Determine how many lines include "name". Give the number and nothing else.

** START Material for this exercise **

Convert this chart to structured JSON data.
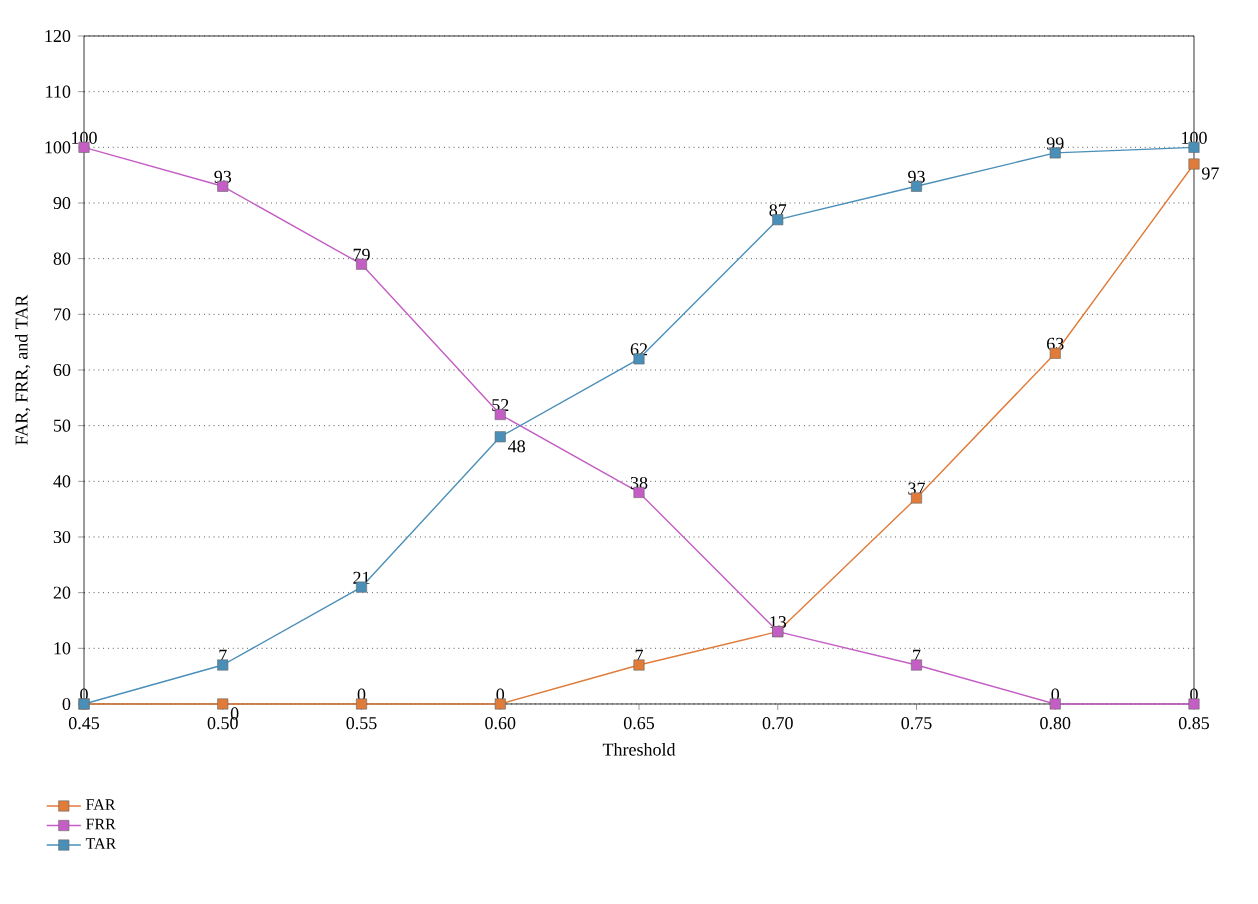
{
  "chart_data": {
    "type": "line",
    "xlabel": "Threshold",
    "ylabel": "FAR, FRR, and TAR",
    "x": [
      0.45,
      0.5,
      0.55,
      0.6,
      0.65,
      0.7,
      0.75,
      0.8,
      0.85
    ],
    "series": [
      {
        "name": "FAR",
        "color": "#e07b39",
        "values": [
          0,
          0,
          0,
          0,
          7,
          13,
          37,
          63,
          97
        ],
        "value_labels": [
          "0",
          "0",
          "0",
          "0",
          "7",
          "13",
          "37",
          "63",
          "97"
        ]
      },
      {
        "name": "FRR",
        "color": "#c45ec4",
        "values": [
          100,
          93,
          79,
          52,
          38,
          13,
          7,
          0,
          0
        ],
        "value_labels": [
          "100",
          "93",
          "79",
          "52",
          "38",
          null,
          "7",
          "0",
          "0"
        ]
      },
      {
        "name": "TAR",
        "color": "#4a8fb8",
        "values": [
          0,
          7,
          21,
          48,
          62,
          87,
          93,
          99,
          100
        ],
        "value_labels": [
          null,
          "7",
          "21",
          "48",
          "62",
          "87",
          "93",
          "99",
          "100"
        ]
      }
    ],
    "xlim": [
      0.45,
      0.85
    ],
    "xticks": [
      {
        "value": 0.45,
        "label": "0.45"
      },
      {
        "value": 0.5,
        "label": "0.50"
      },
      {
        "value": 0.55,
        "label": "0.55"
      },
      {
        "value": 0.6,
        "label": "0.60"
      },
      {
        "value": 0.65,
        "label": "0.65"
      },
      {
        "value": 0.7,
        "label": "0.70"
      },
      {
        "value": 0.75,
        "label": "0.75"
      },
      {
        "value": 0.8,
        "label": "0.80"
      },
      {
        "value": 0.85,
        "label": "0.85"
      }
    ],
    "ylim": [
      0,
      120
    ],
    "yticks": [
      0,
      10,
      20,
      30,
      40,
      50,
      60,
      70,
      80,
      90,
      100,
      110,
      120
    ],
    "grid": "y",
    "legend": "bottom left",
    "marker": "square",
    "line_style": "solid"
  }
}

** END Material for this exercise **
** START Material for this exercise **

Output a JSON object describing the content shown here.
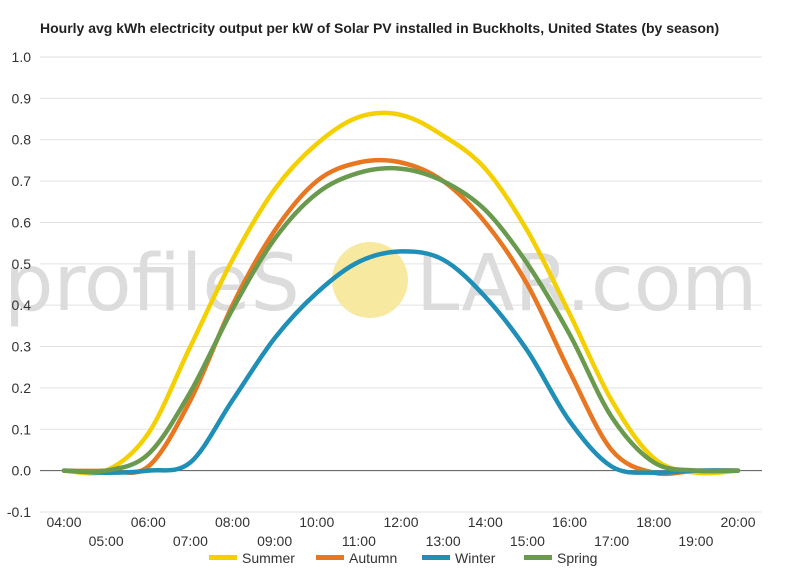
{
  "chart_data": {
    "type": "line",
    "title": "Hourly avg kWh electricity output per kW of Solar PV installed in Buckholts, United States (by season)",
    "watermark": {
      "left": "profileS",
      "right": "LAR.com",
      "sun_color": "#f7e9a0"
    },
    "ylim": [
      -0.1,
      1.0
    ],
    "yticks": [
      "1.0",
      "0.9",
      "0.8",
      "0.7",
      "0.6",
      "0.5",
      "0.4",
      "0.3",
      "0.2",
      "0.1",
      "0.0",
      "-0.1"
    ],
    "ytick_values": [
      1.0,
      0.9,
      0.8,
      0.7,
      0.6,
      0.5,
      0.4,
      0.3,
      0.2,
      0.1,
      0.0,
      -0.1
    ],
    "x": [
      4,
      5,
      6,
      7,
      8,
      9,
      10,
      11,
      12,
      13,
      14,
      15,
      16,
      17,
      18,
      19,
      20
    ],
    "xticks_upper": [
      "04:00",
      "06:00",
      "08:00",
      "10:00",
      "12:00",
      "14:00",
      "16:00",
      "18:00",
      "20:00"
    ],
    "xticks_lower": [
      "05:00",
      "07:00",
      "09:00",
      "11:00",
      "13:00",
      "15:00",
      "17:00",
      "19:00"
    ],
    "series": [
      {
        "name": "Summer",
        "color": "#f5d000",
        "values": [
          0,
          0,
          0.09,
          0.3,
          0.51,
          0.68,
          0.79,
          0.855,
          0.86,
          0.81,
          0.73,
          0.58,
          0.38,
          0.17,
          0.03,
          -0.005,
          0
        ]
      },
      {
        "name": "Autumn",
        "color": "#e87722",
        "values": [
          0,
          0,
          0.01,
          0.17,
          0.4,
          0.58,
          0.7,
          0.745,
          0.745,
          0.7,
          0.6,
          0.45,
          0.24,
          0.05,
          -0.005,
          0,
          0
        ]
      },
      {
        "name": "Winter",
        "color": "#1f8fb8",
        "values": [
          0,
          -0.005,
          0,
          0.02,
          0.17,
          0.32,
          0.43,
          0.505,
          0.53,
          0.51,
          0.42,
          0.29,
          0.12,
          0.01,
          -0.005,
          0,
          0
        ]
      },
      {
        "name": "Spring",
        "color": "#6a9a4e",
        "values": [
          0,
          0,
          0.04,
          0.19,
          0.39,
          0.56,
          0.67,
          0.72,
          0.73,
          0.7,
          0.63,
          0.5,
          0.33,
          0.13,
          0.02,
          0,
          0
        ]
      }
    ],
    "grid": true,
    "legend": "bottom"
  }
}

** END Material for this exercise **

Worked solution: 7